--- Begin Extracted entries ---
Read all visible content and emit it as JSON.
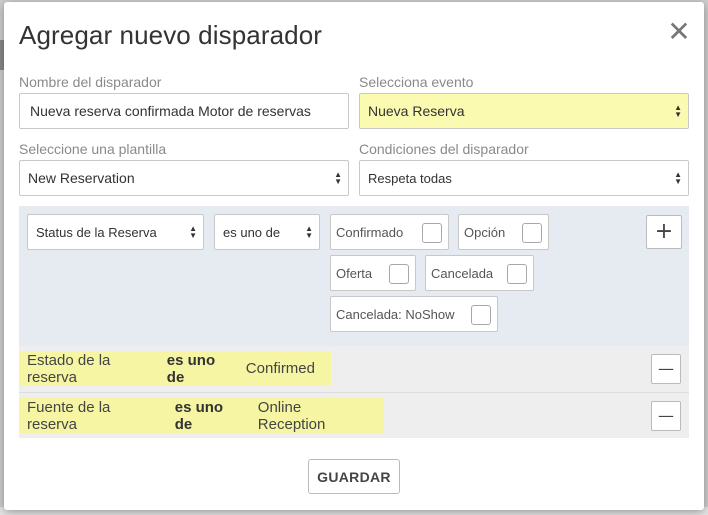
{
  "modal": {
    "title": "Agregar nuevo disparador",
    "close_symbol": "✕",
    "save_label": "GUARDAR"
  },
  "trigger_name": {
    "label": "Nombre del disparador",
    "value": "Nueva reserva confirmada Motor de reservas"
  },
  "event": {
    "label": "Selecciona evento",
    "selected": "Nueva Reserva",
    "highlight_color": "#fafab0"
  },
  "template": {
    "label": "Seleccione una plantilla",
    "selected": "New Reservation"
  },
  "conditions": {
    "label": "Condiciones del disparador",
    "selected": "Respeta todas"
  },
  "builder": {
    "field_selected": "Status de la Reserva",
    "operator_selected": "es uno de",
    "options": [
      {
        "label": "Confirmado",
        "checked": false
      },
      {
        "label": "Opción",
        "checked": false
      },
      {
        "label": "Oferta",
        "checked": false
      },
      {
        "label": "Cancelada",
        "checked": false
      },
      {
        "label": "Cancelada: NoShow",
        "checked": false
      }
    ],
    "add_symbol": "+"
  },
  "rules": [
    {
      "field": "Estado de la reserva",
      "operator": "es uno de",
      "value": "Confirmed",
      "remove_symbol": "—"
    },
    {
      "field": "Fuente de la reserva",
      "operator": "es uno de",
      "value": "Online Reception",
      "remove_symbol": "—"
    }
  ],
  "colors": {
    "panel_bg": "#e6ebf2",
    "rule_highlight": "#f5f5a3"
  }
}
--- End Extracted entries ---
--- Begin Extracted entries ---
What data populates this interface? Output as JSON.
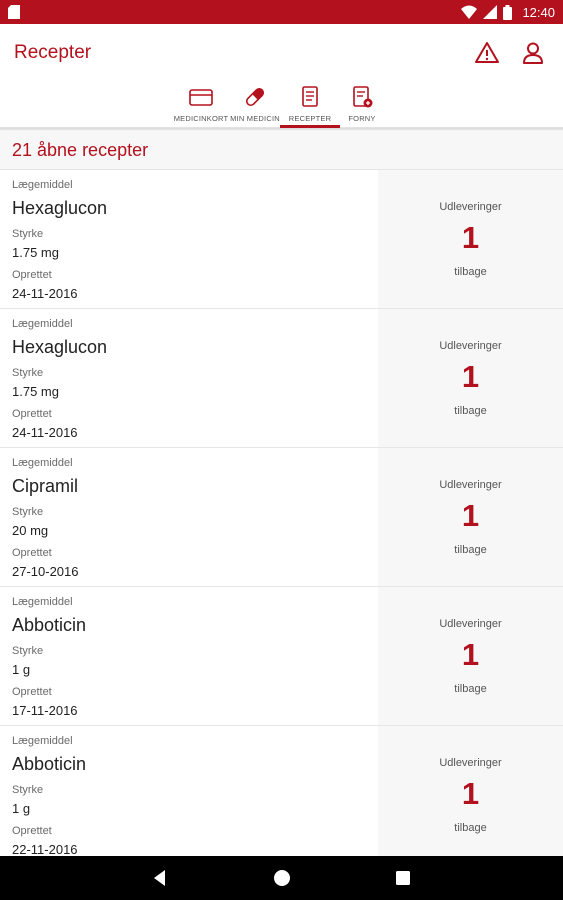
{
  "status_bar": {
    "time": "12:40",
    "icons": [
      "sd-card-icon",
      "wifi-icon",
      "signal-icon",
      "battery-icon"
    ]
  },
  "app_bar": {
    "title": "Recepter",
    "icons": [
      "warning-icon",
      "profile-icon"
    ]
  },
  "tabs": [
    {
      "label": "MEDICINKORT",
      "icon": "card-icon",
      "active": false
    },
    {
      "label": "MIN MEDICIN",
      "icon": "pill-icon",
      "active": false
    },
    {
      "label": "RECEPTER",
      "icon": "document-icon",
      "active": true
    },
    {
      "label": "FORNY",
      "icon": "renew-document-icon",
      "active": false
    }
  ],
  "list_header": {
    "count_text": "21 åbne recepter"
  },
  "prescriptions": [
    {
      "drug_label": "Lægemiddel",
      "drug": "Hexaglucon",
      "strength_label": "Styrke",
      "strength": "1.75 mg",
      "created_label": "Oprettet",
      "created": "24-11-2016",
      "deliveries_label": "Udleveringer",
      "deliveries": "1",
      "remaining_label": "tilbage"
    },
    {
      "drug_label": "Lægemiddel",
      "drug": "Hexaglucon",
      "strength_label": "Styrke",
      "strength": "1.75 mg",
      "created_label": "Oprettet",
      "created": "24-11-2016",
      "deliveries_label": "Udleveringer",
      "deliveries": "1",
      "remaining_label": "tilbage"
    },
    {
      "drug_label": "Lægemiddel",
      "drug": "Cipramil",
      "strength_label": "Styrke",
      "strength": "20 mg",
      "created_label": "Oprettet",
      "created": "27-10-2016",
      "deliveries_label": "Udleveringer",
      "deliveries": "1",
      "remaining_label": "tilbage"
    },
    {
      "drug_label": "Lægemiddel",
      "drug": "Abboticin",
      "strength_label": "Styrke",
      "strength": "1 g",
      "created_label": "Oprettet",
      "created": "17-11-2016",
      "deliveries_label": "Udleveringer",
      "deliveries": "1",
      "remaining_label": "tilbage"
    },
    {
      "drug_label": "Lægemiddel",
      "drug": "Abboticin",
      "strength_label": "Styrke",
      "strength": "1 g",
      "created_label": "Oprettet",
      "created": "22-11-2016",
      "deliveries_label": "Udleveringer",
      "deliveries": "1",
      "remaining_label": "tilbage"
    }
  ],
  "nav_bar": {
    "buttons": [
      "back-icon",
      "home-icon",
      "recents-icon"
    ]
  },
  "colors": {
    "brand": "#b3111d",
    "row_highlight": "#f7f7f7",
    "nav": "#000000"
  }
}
--- End Extracted entries ---
Task statement
Sift the material for lines with the string "Nueva". Copy each one found.

Answer to this problem
    "value": "Nueva reserva confirmada Motor de reservas"
    "selected": "Nueva Reserva",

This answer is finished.